begin INFORMATION GIVEN

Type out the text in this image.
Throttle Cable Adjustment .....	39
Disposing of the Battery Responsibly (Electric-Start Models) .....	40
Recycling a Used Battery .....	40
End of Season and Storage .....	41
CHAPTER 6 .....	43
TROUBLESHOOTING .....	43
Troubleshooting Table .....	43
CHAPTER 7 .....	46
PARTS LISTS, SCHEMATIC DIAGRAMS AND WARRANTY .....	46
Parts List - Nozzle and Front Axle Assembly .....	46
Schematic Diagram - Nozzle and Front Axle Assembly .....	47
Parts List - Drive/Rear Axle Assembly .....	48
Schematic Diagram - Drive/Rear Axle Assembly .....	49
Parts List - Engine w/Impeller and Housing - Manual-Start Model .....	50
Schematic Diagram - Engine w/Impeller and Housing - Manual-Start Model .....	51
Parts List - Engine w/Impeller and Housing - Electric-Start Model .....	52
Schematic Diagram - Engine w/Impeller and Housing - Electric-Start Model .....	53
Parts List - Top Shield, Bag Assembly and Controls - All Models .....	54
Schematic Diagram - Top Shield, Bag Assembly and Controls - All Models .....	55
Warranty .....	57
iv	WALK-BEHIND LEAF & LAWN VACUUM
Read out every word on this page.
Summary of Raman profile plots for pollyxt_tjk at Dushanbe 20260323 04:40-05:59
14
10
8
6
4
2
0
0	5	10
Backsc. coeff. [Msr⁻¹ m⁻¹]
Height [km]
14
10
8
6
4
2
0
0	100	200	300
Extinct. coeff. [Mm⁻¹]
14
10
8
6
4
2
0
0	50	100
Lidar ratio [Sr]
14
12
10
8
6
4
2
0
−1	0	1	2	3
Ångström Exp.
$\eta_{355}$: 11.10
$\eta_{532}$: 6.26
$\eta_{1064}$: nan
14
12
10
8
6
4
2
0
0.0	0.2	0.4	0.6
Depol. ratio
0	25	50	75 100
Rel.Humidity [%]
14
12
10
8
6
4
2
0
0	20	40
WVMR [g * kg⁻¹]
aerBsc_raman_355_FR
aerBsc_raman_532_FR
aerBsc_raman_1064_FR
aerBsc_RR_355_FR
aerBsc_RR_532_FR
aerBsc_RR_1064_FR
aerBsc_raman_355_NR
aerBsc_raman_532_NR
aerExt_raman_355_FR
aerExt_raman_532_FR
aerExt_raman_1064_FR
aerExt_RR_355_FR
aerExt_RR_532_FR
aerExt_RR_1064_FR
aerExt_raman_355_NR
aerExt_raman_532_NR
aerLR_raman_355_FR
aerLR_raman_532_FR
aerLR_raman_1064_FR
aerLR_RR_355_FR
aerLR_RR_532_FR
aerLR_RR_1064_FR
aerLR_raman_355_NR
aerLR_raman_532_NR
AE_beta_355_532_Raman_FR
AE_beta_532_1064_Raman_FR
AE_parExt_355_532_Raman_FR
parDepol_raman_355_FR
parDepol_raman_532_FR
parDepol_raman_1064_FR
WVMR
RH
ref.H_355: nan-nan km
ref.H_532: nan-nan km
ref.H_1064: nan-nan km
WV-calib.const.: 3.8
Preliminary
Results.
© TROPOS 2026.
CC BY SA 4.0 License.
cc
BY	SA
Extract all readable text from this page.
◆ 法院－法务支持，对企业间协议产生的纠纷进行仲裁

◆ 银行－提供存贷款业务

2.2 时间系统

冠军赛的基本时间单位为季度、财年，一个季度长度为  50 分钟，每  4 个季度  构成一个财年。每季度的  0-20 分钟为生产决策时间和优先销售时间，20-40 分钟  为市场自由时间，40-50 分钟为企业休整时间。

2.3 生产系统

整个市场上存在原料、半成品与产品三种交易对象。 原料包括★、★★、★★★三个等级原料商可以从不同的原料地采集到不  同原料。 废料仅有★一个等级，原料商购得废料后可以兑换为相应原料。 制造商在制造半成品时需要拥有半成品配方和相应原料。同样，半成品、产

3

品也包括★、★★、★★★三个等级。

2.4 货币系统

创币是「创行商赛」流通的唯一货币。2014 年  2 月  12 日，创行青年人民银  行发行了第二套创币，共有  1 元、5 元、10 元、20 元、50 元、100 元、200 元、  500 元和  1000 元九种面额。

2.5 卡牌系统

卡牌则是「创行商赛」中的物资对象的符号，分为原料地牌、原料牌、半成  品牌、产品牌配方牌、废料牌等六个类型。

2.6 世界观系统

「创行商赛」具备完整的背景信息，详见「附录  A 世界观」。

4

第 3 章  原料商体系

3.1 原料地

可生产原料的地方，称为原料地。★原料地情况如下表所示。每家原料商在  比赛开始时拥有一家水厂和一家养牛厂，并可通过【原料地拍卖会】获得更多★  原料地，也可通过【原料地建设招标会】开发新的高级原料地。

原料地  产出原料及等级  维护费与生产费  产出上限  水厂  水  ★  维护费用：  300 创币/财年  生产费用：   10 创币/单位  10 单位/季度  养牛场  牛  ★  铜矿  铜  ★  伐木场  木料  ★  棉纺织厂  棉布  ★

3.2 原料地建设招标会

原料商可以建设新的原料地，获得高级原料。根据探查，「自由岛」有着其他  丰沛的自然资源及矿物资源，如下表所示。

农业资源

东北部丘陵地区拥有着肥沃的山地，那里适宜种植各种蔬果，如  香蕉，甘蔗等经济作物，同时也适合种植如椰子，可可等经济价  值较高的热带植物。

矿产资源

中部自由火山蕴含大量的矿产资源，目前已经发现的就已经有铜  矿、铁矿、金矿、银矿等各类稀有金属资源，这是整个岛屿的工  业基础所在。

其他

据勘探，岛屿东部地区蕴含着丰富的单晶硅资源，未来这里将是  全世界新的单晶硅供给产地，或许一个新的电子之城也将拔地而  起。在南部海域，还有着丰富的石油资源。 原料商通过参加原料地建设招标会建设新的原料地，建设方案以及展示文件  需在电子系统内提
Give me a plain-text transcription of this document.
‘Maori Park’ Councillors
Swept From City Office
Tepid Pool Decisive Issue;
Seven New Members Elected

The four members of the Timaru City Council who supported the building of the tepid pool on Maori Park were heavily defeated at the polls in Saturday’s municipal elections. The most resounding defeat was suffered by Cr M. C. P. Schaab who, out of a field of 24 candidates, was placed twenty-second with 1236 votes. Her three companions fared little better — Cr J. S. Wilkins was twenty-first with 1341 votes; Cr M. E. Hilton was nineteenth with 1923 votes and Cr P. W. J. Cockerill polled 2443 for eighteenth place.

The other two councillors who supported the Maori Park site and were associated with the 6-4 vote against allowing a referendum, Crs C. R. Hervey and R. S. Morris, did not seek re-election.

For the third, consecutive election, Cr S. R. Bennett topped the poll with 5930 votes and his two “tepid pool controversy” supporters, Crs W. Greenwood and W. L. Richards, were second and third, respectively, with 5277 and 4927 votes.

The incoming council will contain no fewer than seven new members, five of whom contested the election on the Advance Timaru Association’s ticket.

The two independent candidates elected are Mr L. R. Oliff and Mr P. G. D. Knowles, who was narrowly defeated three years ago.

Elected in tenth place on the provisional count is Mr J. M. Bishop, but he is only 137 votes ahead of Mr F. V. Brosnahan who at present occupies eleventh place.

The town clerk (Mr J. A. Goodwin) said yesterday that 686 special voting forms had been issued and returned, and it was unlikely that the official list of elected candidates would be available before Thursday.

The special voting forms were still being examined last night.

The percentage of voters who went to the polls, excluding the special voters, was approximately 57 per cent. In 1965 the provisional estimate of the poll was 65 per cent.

end INFORMATION GIVEN

REQUEST>
Gather up the lines that contain the word "创行商赛".

EXERCISE OUTPUT>
创币是「创行商赛」流通的唯一货币。2014 年  2 月  12 日，创行青年人民银  行发行了第二套创币，共有  1 元、5 元、10 元、20 元、50 元、100 元、200 元、  500 元和  1000 元九种面额。
卡牌则是「创行商赛」中的物资对象的符号，分为原料地牌、原料牌、半成  品牌、产品牌配方牌、废料牌等六个类型。
「创行商赛」具备完整的背景信息，详见「附录  A 世界观」。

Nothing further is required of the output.